Extract all lines from the data beneath that include the word "insbesondere".

______________________________

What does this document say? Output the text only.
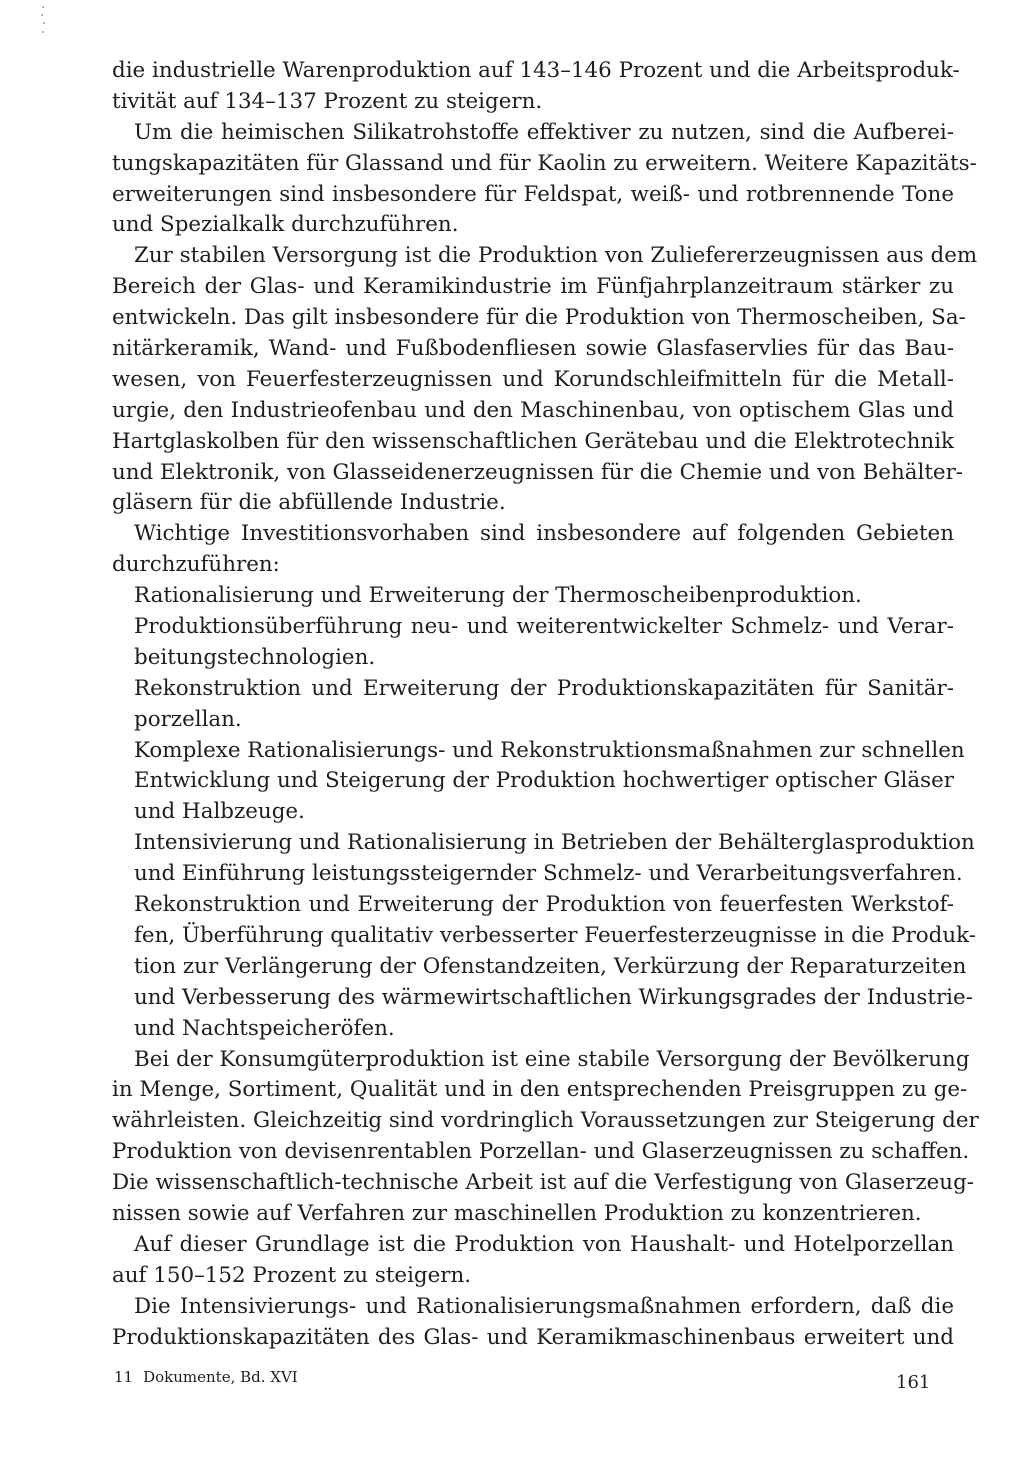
die industrielle Warenproduktion auf 143–146 Prozent und die Arbeitsproduk-
tivität auf 134–137 Prozent zu steigern.
Um die heimischen Silikatrohstoffe effektiver zu nutzen, sind die Aufberei-
tungskapazitäten für Glassand und für Kaolin zu erweitern. Weitere Kapazitäts-
erweiterungen sind insbesondere für Feldspat, weiß- und rotbrennende Tone
und Spezialkalk durchzuführen.
Zur stabilen Versorgung ist die Produktion von Zuliefererzeugnissen aus dem
Bereich der Glas- und Keramikindustrie im Fünfjahrplanzeitraum stärker zu
entwickeln. Das gilt insbesondere für die Produktion von Thermoscheiben, Sa-
nitärkeramik, Wand- und Fußbodenfliesen sowie Glasfaservlies für das Bau-
wesen, von Feuerfesterzeugnissen und Korundschleifmitteln für die Metall-
urgie, den Industrieofenbau und den Maschinenbau, von optischem Glas und
Hartglaskolben für den wissenschaftlichen Gerätebau und die Elektrotechnik
und Elektronik, von Glasseidenerzeugnissen für die Chemie und von Behälter-
gläsern für die abfüllende Industrie.
Wichtige Investitionsvorhaben sind insbesondere auf folgenden Gebieten
durchzuführen:
Rationalisierung und Erweiterung der Thermoscheibenproduktion.
Produktionsüberführung neu- und weiterentwickelter Schmelz- und Verar-
beitungstechnologien.
Rekonstruktion und Erweiterung der Produktionskapazitäten für Sanitär-
porzellan.
Komplexe Rationalisierungs- und Rekonstruktionsmaßnahmen zur schnellen
Entwicklung und Steigerung der Produktion hochwertiger optischer Gläser
und Halbzeuge.
Intensivierung und Rationalisierung in Betrieben der Behälterglasproduktion
und Einführung leistungssteigernder Schmelz- und Verarbeitungsverfahren.
Rekonstruktion und Erweiterung der Produktion von feuerfesten Werkstof-
fen, Überführung qualitativ verbesserter Feuerfesterzeugnisse in die Produk-
tion zur Verlängerung der Ofenstandzeiten, Verkürzung der Reparaturzeiten
und Verbesserung des wärmewirtschaftlichen Wirkungsgrades der Industrie-
und Nachtspeicheröfen.
Bei der Konsumgüterproduktion ist eine stabile Versorgung der Bevölkerung
in Menge, Sortiment, Qualität und in den entsprechenden Preisgruppen zu ge-
währleisten. Gleichzeitig sind vordringlich Voraussetzungen zur Steigerung der
Produktion von devisenrentablen Porzellan- und Glaserzeugnissen zu schaffen.
Die wissenschaftlich-technische Arbeit ist auf die Verfestigung von Glaserzeug-
nissen sowie auf Verfahren zur maschinellen Produktion zu konzentrieren.
Auf dieser Grundlage ist die Produktion von Haushalt- und Hotelporzellan
auf 150–152 Prozent zu steigern.
Die Intensivierungs- und Rationalisierungsmaßnahmen erfordern, daß die
Produktionskapazitäten des Glas- und Keramikmaschinenbaus erweitert und
11 Dokumente, Bd. XVI	161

______________________________

• Final result
erweiterungen sind insbesondere für Feldspat, weiß- und rotbrennende Tone
entwickeln. Das gilt insbesondere für die Produktion von Thermoscheiben, Sa-
Wichtige Investitionsvorhaben sind insbesondere auf folgenden Gebieten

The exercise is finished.